**Problem to work on**
Pull out all lines from the listing below in which the word "fine" appears.

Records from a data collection
★ ★ ★ ★

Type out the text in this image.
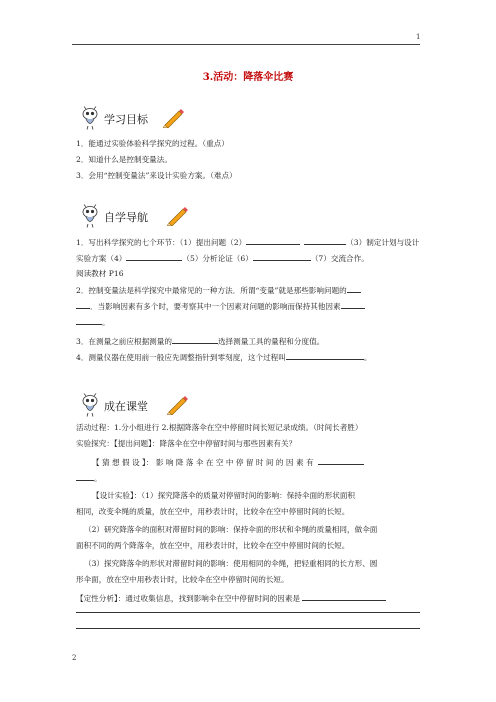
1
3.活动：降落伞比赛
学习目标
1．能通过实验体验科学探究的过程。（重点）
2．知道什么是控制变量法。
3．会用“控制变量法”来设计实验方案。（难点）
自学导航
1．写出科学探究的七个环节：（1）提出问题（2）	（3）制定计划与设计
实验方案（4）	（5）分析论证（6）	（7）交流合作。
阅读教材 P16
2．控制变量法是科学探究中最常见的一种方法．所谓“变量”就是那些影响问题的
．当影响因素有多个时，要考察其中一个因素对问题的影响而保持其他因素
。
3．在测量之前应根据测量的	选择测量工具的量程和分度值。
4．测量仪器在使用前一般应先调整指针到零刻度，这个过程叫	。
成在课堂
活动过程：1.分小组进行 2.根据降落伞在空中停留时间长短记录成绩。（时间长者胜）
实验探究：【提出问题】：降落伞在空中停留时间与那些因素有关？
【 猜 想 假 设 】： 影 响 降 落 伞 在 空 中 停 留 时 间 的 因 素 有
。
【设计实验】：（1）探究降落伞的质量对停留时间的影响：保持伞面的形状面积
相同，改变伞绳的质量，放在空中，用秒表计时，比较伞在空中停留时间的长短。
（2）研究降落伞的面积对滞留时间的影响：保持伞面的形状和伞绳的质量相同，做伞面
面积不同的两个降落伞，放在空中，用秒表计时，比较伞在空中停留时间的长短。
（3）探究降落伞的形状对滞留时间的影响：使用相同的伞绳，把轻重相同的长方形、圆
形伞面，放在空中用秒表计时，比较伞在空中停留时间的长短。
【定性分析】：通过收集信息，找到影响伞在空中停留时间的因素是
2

★ ★ ★ ★

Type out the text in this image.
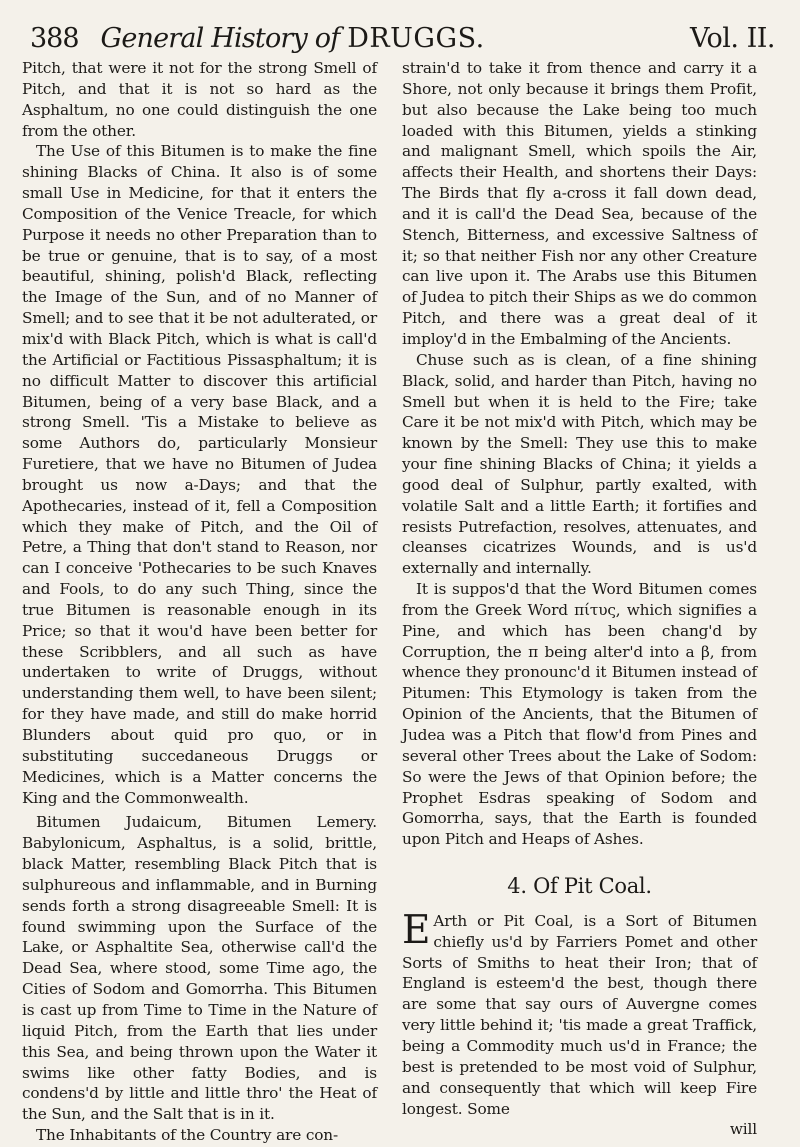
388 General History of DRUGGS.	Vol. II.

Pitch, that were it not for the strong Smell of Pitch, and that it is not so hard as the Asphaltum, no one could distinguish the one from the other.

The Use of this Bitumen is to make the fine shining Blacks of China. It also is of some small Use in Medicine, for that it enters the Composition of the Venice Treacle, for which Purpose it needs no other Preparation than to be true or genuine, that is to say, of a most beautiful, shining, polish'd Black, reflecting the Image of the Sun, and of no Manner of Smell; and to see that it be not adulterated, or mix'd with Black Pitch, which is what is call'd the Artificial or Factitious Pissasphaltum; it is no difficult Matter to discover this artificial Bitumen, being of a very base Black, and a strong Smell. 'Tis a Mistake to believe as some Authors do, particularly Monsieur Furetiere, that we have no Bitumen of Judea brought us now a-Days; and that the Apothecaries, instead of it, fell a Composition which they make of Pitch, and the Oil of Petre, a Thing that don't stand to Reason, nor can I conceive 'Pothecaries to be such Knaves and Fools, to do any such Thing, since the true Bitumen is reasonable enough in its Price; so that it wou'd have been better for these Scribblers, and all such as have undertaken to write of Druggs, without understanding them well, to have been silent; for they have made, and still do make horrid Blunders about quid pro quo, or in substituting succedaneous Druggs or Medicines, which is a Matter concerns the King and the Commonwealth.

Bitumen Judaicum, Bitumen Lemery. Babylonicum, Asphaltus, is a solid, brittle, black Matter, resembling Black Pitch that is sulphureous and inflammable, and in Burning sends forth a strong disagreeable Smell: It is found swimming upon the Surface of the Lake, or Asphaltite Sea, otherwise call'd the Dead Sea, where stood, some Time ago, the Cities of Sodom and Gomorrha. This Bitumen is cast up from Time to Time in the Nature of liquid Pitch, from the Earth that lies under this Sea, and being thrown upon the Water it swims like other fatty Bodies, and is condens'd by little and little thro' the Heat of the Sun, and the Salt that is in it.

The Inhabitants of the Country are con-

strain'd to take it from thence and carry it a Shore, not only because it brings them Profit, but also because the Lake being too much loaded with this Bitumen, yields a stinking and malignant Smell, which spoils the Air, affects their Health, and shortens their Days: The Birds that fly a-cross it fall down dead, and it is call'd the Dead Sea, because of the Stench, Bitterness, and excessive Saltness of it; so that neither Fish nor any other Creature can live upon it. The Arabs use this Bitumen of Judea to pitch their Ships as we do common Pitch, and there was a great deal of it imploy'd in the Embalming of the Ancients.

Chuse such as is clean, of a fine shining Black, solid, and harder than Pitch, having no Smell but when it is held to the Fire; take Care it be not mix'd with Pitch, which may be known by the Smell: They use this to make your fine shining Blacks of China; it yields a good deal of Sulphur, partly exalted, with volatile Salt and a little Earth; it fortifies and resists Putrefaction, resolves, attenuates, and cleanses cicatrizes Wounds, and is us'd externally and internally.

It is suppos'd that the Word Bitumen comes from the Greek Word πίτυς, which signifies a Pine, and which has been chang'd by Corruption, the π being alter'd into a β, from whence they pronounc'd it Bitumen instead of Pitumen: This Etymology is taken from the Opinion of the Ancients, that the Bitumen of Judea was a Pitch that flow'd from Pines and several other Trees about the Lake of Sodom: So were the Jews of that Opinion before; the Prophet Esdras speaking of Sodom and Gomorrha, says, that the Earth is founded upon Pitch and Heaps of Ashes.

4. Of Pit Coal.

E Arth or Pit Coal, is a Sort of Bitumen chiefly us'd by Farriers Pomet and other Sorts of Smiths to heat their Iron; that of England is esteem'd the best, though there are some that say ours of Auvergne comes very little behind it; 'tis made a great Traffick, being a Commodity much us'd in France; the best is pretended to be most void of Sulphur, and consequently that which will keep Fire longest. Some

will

★ ★ ★ ★

**Problem solution**
The Use of this Bitumen is to make the fine shining Blacks of China. It also is of some small Use in Medicine, for that it enters the Composition of the Venice Treacle, for which Purpose it needs no other Preparation than to be true or genuine, that is to say, of a most beautiful, shining, polish'd Black, reflecting the Image of the Sun, and of no Manner of Smell; and to see that it be not adulterated, or mix'd with Black Pitch, which is what is call'd the Artificial or Factitious Pissasphaltum; it is no difficult Matter to discover this artificial Bitumen, being of a very base Black, and a strong Smell. 'Tis a Mistake to believe as some Authors do, particularly Monsieur Furetiere, that we have no Bitumen of Judea brought us now a-Days; and that the Apothecaries, instead of it, fell a Composition which they make of Pitch, and the Oil of Petre, a Thing that don't stand to Reason, nor can I conceive 'Pothecaries to be such Knaves and Fools, to do any such Thing, since the true Bitumen is reasonable enough in its Price; so that it wou'd have been better for these Scribblers, and all such as have undertaken to write of Druggs, without understanding them well, to have been silent; for they have made, and still do make horrid Blunders about quid pro quo, or in substituting succedaneous Druggs or Medicines, which is a Matter concerns the King and the Commonwealth.
Chuse such as is clean, of a fine shining Black, solid, and harder than Pitch, having no Smell but when it is held to the Fire; take Care it be not mix'd with Pitch, which may be known by the Smell: They use this to make your fine shining Blacks of China; it yields a good deal of Sulphur, partly exalted, with volatile Salt and a little Earth; it fortifies and resists Putrefaction, resolves, attenuates, and cleanses cicatrizes Wounds, and is us'd externally and internally.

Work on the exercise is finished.